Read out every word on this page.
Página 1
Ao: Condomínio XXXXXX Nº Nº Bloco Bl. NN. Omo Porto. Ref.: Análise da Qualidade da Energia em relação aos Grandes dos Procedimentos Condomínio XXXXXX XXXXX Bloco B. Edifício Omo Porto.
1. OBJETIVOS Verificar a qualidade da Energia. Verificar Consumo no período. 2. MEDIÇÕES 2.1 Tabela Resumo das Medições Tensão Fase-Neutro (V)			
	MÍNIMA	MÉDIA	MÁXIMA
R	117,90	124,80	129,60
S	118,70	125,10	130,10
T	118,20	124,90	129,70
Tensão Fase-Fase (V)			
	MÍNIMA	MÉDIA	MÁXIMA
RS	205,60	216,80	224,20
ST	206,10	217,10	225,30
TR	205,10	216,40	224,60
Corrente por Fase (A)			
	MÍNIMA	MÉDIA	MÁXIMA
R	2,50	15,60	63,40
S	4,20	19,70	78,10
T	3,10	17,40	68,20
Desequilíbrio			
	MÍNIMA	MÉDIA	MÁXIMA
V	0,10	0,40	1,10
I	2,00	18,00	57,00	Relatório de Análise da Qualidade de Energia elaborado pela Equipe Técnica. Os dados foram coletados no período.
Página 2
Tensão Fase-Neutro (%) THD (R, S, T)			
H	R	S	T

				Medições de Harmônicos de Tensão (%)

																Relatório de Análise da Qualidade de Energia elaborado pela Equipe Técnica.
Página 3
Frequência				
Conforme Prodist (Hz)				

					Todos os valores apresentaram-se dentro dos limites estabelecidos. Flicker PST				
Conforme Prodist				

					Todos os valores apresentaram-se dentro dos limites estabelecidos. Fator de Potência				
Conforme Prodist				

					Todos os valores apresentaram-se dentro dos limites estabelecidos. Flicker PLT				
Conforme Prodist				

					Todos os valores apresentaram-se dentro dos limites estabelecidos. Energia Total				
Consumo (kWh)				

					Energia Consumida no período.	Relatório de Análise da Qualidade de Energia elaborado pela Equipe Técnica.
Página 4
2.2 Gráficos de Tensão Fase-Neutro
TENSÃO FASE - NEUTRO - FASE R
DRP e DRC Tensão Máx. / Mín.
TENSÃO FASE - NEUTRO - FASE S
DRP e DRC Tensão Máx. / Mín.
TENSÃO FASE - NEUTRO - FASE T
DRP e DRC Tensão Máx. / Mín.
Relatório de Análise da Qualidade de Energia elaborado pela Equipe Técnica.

□ □ □ □

The request ▸
Retype all the records, matching them exactly.

Correct answer ▸
Read out every word on this page.
Página 1
Ao: Condomínio XXXXXX Nº Nº Bloco Bl. NN. Omo Porto. Ref.: Análise da Qualidade da Energia em relação aos Grandes dos Procedimentos Condomínio XXXXXX XXXXX Bloco B. Edifício Omo Porto.
1. OBJETIVOS Verificar a qualidade da Energia. Verificar Consumo no período. 2. MEDIÇÕES 2.1 Tabela Resumo das Medições Tensão Fase-Neutro (V)			
	MÍNIMA	MÉDIA	MÁXIMA
R	117,90	124,80	129,60
S	118,70	125,10	130,10
T	118,20	124,90	129,70
Tensão Fase-Fase (V)			
	MÍNIMA	MÉDIA	MÁXIMA
RS	205,60	216,80	224,20
ST	206,10	217,10	225,30
TR	205,10	216,40	224,60
Corrente por Fase (A)			
	MÍNIMA	MÉDIA	MÁXIMA
R	2,50	15,60	63,40
S	4,20	19,70	78,10
T	3,10	17,40	68,20
Desequilíbrio			
	MÍNIMA	MÉDIA	MÁXIMA
V	0,10	0,40	1,10
I	2,00	18,00	57,00	Relatório de Análise da Qualidade de Energia elaborado pela Equipe Técnica. Os dados foram coletados no período.
Página 2
Tensão Fase-Neutro (%) THD (R, S, T)			
H	R	S	T

				Medições de Harmônicos de Tensão (%)

																Relatório de Análise da Qualidade de Energia elaborado pela Equipe Técnica.
Página 3
Frequência				
Conforme Prodist (Hz)				

					Todos os valores apresentaram-se dentro dos limites estabelecidos. Flicker PST				
Conforme Prodist				

					Todos os valores apresentaram-se dentro dos limites estabelecidos. Fator de Potência				
Conforme Prodist				

					Todos os valores apresentaram-se dentro dos limites estabelecidos. Flicker PLT				
Conforme Prodist				

					Todos os valores apresentaram-se dentro dos limites estabelecidos. Energia Total				
Consumo (kWh)				

					Energia Consumida no período.	Relatório de Análise da Qualidade de Energia elaborado pela Equipe Técnica.
Página 4
2.2 Gráficos de Tensão Fase-Neutro
TENSÃO FASE - NEUTRO - FASE R
DRP e DRC Tensão Máx. / Mín.
TENSÃO FASE - NEUTRO - FASE S
DRP e DRC Tensão Máx. / Mín.
TENSÃO FASE - NEUTRO - FASE T
DRP e DRC Tensão Máx. / Mín.
Relatório de Análise da Qualidade de Energia elaborado pela Equipe Técnica.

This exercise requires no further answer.